● **Instructions to follow**: Where a line in the listing contains the string "indefendible", copy that line out.

--- Start of Extracted records ---

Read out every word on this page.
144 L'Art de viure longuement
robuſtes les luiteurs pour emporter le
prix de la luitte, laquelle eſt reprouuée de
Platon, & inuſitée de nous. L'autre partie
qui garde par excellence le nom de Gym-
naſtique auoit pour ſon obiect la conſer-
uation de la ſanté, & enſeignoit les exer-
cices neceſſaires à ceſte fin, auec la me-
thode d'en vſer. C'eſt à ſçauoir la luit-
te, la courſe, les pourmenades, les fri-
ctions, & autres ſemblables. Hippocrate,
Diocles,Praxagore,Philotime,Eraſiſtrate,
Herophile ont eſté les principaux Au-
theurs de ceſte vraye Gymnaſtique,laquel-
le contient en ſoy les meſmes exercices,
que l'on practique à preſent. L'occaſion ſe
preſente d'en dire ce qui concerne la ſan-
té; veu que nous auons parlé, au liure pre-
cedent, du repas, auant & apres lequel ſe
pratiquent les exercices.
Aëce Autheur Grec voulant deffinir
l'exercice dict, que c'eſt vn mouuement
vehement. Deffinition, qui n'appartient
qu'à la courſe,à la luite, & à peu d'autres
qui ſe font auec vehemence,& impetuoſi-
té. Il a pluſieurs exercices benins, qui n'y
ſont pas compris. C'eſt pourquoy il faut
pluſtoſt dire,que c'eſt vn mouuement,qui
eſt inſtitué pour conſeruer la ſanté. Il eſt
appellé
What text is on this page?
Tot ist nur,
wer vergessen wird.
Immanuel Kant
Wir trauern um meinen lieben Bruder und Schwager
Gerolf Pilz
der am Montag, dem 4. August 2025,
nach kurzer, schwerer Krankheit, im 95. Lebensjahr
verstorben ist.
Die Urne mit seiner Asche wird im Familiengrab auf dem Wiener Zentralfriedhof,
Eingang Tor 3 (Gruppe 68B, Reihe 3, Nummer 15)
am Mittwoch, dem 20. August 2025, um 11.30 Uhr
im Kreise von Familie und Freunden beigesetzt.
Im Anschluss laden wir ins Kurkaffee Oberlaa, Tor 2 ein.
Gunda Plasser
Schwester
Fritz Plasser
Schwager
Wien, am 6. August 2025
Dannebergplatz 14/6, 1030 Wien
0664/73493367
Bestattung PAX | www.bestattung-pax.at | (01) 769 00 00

--- End of Extracted records ---
--- Start of Extracted records ---

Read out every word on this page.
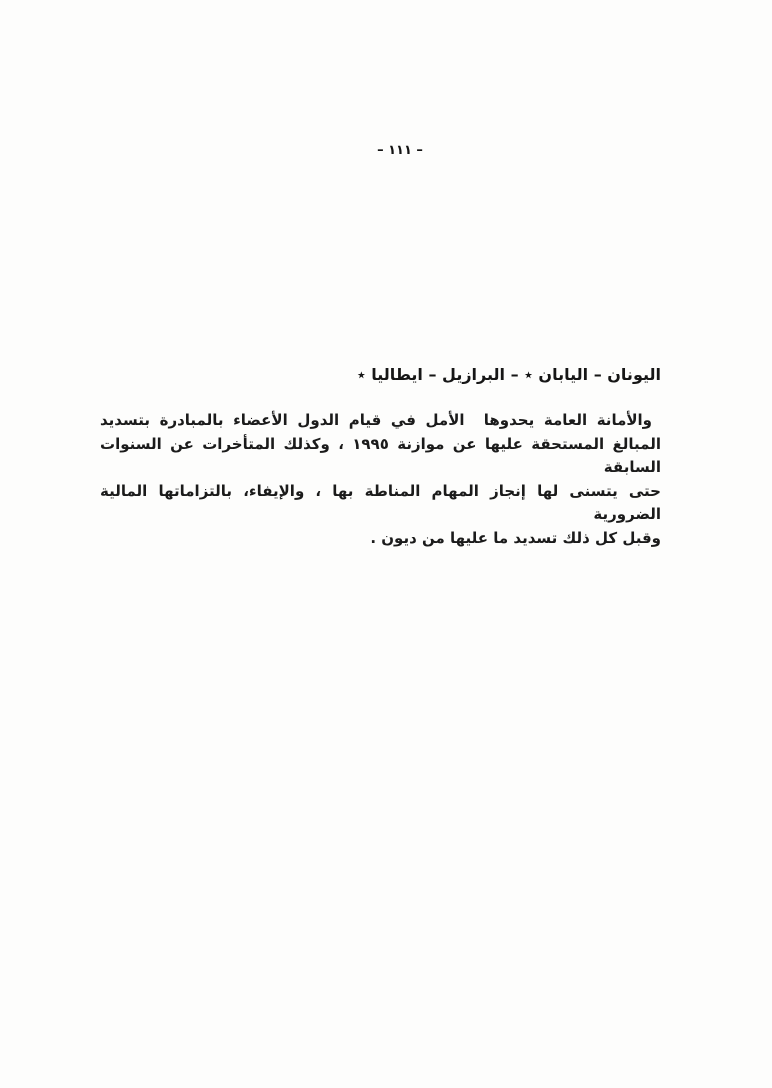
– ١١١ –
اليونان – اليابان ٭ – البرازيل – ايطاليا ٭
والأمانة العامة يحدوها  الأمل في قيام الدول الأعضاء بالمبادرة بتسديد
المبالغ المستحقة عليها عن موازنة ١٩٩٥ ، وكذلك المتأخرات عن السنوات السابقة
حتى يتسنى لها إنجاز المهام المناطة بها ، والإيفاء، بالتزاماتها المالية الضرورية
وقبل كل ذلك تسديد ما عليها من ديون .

--- End of Extracted records ---
--- Start of Extracted records ---

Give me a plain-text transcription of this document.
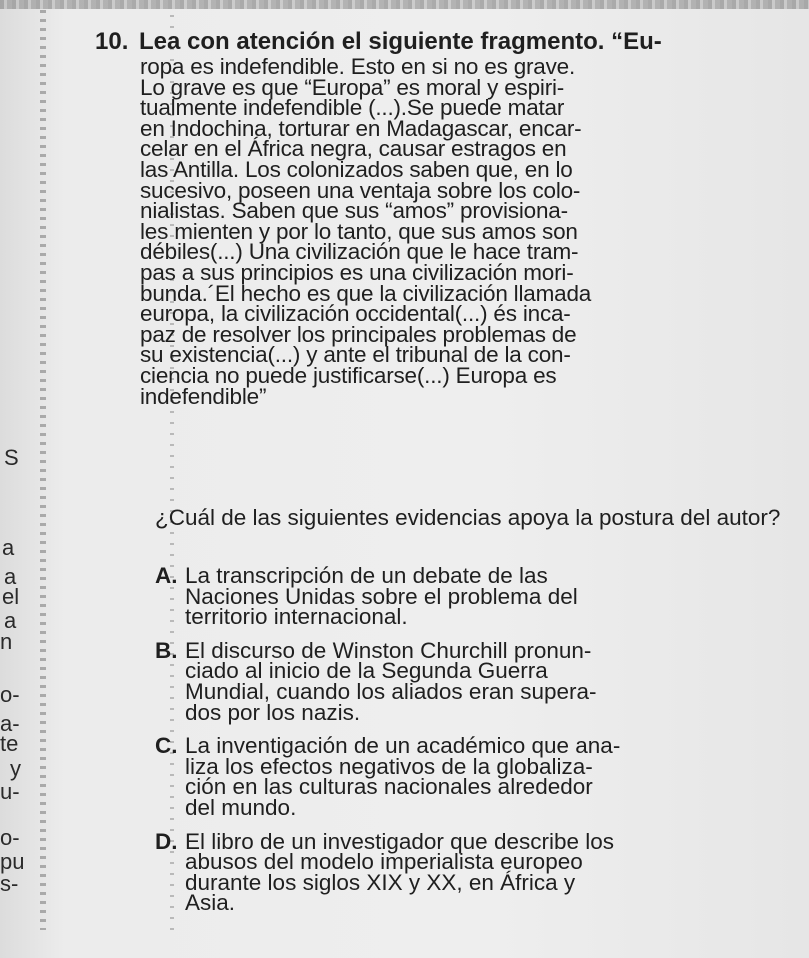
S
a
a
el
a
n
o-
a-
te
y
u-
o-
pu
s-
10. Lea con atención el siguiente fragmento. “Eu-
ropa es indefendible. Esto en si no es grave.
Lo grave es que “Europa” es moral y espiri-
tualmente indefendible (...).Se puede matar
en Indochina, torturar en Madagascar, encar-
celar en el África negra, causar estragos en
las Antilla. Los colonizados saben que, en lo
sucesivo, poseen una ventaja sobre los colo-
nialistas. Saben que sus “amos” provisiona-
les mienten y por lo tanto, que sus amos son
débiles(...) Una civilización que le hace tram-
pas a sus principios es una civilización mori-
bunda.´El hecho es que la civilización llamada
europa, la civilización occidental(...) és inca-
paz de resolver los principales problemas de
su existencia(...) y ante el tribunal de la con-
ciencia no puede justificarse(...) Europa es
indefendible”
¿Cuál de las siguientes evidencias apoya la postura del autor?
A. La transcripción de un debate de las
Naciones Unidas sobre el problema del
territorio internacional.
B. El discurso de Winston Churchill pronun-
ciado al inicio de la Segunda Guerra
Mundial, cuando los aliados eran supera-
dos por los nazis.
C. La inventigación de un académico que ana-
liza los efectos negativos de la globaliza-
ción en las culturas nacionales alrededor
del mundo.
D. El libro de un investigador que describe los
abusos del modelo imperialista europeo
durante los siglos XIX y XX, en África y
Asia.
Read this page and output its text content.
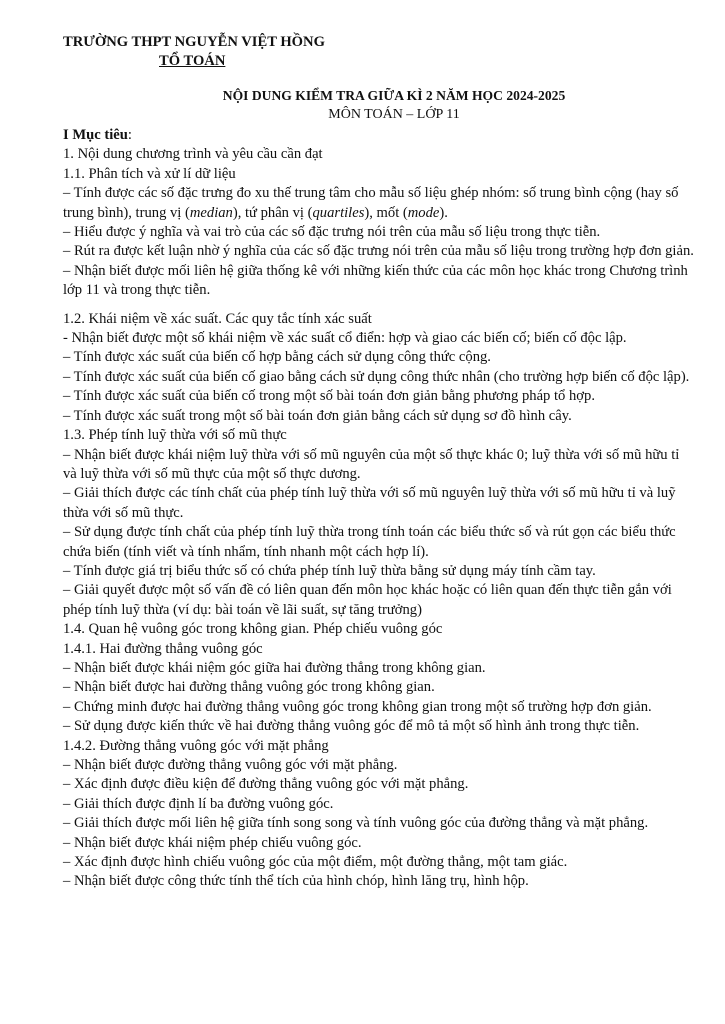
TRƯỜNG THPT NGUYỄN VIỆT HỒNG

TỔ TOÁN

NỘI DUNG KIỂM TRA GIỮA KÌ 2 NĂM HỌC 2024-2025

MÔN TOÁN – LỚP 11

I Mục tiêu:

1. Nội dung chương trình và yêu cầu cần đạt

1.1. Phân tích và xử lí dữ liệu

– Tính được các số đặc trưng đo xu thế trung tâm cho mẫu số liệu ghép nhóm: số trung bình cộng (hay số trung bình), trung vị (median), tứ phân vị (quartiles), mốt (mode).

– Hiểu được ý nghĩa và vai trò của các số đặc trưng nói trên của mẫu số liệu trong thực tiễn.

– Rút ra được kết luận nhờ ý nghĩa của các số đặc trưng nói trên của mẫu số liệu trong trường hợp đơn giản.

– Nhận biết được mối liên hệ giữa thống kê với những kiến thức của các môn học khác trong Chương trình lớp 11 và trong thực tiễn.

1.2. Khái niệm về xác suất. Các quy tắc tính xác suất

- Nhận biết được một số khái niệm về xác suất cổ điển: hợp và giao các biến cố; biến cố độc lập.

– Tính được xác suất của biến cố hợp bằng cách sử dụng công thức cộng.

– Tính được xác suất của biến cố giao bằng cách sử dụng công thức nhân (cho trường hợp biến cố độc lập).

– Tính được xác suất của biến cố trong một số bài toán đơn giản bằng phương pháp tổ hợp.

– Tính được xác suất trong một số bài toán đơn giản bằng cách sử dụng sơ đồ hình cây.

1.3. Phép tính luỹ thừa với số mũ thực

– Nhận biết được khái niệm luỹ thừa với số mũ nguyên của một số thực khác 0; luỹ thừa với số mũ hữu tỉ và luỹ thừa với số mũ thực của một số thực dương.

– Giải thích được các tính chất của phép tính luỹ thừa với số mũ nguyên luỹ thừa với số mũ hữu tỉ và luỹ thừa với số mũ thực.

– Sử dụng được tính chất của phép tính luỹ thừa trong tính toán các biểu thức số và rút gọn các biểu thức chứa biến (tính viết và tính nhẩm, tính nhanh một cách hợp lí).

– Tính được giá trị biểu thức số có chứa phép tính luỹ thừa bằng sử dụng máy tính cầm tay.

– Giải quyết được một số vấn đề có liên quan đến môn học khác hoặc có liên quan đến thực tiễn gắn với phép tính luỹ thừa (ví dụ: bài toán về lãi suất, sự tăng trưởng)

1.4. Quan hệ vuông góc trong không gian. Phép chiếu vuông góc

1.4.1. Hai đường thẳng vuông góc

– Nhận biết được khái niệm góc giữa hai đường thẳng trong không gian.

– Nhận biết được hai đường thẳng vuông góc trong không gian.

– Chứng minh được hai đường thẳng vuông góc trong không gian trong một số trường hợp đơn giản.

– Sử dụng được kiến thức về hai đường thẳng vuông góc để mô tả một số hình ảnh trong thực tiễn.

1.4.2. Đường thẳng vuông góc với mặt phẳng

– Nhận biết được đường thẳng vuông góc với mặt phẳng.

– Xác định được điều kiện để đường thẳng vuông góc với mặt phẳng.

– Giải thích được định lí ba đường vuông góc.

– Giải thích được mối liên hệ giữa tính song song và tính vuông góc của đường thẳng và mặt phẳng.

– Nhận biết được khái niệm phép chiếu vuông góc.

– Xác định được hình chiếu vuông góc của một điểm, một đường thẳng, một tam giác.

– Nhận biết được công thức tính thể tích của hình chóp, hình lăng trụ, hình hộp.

--- End of Extracted records ---

● **Result below**:
ropa es indefendible. Esto en si no es grave.
tualmente indefendible (...).Se puede matar
indefendible”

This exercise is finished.